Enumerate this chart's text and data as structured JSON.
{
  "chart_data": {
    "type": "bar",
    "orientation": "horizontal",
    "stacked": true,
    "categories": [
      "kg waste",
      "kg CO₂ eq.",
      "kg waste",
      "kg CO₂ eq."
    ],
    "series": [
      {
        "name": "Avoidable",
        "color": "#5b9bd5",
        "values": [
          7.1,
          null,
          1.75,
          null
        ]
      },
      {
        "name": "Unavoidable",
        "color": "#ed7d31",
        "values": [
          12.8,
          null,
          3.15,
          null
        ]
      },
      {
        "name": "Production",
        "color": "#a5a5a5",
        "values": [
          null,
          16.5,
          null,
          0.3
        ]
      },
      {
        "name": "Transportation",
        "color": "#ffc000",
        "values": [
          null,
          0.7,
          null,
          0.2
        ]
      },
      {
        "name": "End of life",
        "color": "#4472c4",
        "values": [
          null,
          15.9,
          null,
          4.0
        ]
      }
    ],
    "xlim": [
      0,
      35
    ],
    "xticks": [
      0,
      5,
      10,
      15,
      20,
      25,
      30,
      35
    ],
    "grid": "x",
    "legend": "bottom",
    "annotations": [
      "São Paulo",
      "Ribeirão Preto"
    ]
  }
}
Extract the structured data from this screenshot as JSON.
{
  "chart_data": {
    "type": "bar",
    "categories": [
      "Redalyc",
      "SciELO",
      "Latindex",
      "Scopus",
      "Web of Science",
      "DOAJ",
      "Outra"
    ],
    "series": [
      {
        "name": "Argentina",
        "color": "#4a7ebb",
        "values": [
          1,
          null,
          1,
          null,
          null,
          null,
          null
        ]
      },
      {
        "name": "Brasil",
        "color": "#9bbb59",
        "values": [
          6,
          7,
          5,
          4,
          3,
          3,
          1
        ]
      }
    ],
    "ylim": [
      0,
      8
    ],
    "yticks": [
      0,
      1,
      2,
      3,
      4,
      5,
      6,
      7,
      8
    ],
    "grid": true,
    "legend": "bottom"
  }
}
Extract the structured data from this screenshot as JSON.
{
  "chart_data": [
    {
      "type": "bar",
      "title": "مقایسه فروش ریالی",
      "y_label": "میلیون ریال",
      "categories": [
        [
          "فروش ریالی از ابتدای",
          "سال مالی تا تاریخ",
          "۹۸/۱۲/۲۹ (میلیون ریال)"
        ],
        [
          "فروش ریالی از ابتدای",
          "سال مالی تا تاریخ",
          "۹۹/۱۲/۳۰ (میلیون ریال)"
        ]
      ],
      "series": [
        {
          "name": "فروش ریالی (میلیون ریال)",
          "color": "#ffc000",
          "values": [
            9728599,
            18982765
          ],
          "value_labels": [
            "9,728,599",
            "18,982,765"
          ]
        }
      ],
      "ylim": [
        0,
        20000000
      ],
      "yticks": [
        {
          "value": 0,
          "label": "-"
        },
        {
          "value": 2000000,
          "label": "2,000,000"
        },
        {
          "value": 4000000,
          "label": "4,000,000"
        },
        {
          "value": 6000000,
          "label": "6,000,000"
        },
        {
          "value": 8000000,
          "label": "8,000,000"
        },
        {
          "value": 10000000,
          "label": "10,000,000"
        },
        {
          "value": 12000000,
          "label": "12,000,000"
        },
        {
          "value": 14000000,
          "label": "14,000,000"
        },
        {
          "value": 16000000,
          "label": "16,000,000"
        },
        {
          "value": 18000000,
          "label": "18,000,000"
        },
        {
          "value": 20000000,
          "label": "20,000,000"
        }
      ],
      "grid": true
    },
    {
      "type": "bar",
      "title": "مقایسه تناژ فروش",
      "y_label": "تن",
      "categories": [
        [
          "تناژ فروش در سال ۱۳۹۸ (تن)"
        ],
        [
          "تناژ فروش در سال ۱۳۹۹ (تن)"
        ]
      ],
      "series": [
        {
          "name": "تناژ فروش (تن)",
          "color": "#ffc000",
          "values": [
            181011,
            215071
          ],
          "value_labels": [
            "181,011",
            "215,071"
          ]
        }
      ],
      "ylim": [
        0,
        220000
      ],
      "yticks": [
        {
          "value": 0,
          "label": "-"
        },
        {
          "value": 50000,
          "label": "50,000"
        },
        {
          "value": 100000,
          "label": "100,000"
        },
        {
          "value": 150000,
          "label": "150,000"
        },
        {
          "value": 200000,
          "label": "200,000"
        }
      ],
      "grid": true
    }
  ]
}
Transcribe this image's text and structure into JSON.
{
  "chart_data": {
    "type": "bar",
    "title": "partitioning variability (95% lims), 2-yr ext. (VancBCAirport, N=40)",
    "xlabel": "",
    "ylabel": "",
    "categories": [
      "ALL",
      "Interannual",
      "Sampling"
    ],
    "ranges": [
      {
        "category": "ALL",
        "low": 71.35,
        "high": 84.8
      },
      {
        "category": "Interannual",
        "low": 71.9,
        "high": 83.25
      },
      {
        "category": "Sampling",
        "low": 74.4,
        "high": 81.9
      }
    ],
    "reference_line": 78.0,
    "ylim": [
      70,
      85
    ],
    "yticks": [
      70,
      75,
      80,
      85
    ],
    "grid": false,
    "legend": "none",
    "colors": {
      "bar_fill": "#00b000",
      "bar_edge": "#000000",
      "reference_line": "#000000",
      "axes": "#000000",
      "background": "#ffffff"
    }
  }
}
================================
Exercise aim: Pick out the lines containing the string "category" and show them.

Answer to the exercise:
        "category": "ALL",
        "category": "Interannual",
        "category": "Sampling",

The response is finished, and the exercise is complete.